====== Dataset ======

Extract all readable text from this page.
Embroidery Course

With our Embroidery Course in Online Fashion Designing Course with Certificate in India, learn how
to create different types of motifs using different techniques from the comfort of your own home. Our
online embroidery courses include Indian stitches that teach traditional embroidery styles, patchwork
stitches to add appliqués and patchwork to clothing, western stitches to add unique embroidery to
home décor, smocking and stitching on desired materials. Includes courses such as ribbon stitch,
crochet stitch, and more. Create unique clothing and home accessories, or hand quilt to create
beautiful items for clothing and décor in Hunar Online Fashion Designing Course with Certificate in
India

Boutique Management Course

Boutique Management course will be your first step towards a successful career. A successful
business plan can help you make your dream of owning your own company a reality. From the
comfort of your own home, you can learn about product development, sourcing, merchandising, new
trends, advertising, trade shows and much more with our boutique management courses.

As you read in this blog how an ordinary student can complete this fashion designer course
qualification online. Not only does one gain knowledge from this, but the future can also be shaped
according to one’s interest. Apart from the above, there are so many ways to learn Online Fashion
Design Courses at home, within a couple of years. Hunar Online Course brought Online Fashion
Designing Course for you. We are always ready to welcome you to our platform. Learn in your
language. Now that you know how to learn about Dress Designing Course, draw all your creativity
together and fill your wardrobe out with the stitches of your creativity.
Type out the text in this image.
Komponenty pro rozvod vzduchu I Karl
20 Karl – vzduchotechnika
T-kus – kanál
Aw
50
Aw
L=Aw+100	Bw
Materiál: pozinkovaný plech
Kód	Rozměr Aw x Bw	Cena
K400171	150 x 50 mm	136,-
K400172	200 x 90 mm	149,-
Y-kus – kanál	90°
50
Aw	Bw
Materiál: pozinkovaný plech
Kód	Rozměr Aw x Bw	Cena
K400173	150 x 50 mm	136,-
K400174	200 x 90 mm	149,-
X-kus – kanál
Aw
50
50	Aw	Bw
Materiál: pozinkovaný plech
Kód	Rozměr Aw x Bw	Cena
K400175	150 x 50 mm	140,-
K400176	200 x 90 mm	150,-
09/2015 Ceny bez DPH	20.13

======

Set problem: Extract every line from the one with "Type out the text in this image." down to the final line above, both included, exactly as written.

Written answer:
Type out the text in this image.
Komponenty pro rozvod vzduchu I Karl
20 Karl – vzduchotechnika
T-kus – kanál
Aw
50
Aw
L=Aw+100	Bw
Materiál: pozinkovaný plech
Kód	Rozměr Aw x Bw	Cena
K400171	150 x 50 mm	136,-
K400172	200 x 90 mm	149,-
Y-kus – kanál	90°
50
Aw	Bw
Materiál: pozinkovaný plech
Kód	Rozměr Aw x Bw	Cena
K400173	150 x 50 mm	136,-
K400174	200 x 90 mm	149,-
X-kus – kanál
Aw
50
50	Aw	Bw
Materiál: pozinkovaný plech
Kód	Rozměr Aw x Bw	Cena
K400175	150 x 50 mm	140,-
K400176	200 x 90 mm	150,-
09/2015 Ceny bez DPH	20.13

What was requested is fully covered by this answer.